Hi Yesterday I discovered a bug ? maybe? I played on a system map with 2 planets where each has moon. But the orbit of the moons are so small that the camera is inside the moon when you zoom out while the planet is centered. I build Halleys on both moons, pressed engage but they didn't exit the orbit... Is there a minimum distance a movable planet should have to a planet? maybe the gravity of the planet is to big for halleys? is this simulated in the game? BountyHuntA
Sometimes it can take a few moments for the moon to be in the correct position in its orbit to exit and start rocketing around. Have you waited a little while?
Might be glitching out cause your moons are too close then? What happens when their orbits are a bit further out so your camera isn't clipping through them?
==================================================
WRITTEN TASKS:
[1] Translate this sentence from the forum thread into Spanish: "Sometimes it can take a few moments for the moon to be in the correct position in its orbit to exit and start rocketing around."
[2] In the forum thread, write out the passage word for word, from "Hi Yesterday I" up to and including "a little while?".
==================================================
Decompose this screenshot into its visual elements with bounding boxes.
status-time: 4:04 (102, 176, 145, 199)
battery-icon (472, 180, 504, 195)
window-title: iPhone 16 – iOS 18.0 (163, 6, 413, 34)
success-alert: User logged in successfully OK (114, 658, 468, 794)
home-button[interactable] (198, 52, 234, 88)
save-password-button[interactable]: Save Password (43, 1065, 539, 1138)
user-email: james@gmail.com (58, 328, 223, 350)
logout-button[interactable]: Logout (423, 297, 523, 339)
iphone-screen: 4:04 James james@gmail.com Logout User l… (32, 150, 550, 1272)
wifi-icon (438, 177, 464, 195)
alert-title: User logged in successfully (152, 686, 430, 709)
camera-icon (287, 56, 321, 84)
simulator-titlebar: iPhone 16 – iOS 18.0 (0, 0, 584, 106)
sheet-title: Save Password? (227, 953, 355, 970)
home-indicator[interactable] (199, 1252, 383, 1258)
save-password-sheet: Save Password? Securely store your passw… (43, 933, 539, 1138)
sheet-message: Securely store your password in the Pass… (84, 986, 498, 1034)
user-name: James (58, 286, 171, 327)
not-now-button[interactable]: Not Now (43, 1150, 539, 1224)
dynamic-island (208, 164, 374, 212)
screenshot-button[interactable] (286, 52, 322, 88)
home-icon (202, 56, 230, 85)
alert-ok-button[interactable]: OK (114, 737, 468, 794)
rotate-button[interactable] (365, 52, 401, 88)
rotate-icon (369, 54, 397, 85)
==================================================
RESULTS OF THE TASKS:
[1] A veces, la luna puede tardar unos momentos en llegar a la posición correcta de su órbita para salir y empezar a desplazarse a toda velocidad.

[2]
Hi Yesterday I discovered a bug ? maybe? I played on a system map with 2 planets where each has moon. But the orbit of the moons are so small that the camera is inside the moon when you zoom out while the planet is centered. I build Halleys on both moons, pressed engage but they didn't exit the orbit... Is there a minimum distance a movable planet should have to a planet? maybe the gravity of the planet is to big for halleys? is this simulated in the game? BountyHuntA
Sometimes it can take a few moments for the moon to be in the correct position in its orbit to exit and start rocketing around. Have you waited a little while?